### [The exercise]
From the entries below, copy every line where the string "panel" appears.

(Dataset entries on figures)
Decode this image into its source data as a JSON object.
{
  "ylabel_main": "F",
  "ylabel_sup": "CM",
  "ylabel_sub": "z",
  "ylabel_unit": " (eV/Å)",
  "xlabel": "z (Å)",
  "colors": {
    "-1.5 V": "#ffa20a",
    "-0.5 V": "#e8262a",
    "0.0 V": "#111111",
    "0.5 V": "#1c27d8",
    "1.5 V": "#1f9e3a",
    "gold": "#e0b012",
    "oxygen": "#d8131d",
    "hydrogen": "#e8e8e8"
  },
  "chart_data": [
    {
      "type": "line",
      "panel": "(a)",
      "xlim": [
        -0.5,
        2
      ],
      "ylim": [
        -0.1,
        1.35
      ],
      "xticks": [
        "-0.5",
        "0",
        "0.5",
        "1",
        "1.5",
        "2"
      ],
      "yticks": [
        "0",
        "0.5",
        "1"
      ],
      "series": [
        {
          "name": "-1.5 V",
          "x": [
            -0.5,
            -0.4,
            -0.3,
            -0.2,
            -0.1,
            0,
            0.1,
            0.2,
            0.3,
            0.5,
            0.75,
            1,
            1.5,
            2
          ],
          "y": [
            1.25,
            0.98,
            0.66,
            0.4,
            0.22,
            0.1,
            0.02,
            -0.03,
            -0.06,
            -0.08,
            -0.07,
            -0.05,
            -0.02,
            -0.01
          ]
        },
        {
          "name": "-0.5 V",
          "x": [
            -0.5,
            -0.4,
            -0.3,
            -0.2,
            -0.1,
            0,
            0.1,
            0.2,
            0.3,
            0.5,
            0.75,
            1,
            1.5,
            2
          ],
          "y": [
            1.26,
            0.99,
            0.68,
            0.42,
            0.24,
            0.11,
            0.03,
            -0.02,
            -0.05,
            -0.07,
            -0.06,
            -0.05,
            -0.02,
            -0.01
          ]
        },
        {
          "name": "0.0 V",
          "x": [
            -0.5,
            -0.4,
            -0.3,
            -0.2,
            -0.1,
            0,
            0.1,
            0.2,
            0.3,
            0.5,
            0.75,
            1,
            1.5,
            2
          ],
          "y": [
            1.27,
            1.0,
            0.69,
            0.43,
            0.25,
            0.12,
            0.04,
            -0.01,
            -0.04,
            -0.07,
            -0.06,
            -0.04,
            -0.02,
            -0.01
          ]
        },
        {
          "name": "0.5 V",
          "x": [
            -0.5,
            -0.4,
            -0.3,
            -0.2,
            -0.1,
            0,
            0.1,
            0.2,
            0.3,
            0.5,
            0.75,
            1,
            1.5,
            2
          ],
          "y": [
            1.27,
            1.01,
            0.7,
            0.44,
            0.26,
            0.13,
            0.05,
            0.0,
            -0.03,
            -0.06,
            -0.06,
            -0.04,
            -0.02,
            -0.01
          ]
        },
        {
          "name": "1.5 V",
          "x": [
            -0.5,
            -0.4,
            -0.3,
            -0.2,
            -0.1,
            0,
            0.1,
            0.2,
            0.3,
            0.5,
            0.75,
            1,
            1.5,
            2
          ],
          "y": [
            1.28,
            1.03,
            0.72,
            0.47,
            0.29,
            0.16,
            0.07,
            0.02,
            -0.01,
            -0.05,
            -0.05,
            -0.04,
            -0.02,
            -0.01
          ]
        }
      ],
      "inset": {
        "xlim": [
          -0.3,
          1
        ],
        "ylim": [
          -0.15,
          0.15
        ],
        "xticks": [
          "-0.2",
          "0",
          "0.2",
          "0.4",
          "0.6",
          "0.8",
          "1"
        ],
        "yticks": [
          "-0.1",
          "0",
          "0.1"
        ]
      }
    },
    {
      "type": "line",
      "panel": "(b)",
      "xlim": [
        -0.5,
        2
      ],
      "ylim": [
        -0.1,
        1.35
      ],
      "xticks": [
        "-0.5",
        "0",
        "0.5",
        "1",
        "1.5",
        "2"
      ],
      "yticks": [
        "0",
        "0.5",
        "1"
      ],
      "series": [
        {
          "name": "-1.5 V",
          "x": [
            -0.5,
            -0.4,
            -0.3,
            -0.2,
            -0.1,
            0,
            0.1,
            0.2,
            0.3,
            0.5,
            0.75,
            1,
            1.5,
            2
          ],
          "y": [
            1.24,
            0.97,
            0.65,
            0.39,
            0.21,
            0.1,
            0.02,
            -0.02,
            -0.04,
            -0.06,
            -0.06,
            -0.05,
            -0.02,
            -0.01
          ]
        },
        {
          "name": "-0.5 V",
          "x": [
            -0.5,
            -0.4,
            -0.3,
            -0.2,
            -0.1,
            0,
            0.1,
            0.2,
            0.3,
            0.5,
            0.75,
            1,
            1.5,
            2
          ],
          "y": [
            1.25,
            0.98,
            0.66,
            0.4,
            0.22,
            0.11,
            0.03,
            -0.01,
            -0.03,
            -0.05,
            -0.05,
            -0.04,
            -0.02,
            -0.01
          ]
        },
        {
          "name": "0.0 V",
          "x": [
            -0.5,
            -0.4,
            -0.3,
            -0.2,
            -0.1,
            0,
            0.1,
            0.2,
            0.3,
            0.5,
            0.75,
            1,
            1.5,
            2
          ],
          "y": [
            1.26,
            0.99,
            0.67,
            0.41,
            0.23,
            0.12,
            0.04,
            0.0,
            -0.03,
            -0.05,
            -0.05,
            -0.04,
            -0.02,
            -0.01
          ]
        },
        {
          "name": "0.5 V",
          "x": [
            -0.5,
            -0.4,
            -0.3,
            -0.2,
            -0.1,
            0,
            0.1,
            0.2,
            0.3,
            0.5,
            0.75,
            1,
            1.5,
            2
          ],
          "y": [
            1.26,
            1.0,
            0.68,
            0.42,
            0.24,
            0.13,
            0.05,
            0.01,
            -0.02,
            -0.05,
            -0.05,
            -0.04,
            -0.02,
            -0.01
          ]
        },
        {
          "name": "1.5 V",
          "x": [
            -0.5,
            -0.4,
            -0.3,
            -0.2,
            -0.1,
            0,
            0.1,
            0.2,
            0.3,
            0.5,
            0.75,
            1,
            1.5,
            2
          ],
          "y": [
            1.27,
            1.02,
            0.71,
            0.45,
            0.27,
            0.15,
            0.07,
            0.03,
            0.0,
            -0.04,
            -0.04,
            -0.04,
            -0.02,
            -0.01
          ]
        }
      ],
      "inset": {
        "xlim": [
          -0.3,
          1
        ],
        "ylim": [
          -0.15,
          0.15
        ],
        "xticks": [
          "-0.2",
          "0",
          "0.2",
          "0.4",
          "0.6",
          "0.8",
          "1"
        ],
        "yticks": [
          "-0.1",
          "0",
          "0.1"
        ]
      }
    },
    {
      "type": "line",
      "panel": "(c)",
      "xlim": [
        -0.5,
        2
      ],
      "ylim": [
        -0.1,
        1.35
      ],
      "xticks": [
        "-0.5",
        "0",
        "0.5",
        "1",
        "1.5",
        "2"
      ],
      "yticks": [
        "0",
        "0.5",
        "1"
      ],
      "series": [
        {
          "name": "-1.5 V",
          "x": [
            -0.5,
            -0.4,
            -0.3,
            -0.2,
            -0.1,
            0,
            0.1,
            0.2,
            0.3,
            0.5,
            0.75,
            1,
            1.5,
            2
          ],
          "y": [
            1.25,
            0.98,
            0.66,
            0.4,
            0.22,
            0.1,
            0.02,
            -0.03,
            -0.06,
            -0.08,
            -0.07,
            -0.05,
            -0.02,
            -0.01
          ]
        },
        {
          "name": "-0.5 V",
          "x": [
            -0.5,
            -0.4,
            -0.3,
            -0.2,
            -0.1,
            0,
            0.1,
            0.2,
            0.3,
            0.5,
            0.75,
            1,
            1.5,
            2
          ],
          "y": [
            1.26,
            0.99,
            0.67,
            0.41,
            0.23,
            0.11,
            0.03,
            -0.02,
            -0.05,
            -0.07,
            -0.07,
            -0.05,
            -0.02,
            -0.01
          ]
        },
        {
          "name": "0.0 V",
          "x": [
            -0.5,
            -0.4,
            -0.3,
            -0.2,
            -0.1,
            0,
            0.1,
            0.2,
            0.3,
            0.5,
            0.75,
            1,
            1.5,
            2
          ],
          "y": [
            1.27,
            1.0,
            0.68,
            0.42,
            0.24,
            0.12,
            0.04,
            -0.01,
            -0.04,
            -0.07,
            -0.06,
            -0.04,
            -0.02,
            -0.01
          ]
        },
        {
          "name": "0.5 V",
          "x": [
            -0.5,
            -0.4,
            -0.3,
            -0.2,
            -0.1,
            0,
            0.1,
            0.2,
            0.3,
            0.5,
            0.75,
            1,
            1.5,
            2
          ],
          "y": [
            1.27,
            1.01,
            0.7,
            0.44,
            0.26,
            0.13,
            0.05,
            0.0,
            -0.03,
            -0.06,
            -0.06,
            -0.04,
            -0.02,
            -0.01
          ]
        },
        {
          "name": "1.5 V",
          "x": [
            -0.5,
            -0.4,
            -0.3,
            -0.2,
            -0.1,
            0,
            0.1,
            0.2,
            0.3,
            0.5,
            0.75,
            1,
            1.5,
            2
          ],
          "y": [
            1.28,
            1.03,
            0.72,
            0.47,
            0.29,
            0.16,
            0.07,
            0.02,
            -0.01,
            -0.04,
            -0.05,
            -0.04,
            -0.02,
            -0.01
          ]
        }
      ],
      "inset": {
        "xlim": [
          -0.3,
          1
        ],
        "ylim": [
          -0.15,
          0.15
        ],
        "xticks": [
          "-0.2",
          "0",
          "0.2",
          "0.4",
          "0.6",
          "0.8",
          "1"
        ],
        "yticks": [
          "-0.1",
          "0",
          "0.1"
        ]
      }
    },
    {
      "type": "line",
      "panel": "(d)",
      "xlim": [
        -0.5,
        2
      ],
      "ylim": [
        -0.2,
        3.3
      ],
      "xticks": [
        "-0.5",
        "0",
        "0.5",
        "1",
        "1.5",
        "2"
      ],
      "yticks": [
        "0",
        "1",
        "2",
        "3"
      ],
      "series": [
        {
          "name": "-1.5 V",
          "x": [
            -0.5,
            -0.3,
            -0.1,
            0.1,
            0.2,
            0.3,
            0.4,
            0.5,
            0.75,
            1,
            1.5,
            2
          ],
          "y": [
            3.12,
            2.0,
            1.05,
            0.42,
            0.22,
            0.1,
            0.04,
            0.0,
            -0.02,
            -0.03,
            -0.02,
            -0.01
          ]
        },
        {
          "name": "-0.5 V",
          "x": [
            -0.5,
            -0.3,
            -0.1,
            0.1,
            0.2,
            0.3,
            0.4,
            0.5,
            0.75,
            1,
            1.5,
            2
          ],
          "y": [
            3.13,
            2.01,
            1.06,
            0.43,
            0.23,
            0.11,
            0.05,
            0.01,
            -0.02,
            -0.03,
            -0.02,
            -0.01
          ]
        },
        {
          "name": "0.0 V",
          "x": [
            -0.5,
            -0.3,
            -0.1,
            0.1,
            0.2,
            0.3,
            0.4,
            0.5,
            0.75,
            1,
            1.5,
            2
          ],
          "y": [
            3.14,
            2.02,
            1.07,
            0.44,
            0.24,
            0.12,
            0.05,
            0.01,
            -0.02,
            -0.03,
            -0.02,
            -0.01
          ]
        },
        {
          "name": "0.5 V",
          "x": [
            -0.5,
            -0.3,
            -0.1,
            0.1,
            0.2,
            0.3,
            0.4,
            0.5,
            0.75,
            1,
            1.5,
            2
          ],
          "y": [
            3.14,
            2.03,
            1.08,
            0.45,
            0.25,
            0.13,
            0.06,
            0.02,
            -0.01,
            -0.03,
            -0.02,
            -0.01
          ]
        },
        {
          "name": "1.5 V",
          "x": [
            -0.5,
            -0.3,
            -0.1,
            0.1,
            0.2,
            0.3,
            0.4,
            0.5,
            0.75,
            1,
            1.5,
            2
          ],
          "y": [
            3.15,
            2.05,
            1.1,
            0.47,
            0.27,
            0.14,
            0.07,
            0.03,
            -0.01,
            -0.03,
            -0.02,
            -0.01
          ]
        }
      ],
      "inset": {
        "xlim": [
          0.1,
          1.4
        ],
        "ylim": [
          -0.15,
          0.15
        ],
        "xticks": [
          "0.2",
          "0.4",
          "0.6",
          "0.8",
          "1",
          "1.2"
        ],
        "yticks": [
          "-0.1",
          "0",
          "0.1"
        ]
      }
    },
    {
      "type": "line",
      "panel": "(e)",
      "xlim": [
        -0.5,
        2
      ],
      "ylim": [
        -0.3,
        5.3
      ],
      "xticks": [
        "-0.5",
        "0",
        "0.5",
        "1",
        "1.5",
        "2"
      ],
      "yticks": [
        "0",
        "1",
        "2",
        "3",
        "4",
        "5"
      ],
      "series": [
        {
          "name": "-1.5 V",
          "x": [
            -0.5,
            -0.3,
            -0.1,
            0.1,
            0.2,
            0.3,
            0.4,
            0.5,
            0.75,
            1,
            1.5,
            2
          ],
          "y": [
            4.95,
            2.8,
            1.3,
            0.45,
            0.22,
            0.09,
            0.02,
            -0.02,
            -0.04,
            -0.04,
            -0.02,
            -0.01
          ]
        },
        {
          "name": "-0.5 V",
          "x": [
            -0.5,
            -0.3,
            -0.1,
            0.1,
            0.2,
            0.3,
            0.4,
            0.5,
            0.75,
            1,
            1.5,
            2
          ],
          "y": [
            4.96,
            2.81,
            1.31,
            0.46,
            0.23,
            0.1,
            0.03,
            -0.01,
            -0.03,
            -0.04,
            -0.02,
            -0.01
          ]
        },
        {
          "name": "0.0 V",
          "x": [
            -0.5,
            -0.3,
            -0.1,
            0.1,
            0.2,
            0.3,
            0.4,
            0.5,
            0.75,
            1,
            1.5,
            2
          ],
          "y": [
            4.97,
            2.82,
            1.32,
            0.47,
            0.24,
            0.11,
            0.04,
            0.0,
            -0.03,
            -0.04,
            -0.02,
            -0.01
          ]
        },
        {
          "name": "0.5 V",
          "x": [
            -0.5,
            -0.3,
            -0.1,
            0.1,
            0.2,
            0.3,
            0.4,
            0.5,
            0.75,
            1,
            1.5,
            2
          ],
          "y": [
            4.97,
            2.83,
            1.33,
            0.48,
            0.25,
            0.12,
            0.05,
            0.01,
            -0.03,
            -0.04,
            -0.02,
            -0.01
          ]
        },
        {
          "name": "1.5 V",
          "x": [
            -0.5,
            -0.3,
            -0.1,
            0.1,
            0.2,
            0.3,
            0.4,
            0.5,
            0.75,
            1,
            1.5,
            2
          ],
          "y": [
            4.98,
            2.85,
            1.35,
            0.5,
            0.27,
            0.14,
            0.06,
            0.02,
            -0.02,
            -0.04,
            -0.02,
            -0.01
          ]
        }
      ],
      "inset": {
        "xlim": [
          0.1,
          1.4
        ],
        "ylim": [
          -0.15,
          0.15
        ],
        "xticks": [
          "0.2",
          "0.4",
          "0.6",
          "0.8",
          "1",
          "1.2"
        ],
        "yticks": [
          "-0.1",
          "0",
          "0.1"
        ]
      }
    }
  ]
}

### [Solved exercise]
      "panel": "(a)",
      "panel": "(b)",
      "panel": "(c)",
      "panel": "(d)",
      "panel": "(e)",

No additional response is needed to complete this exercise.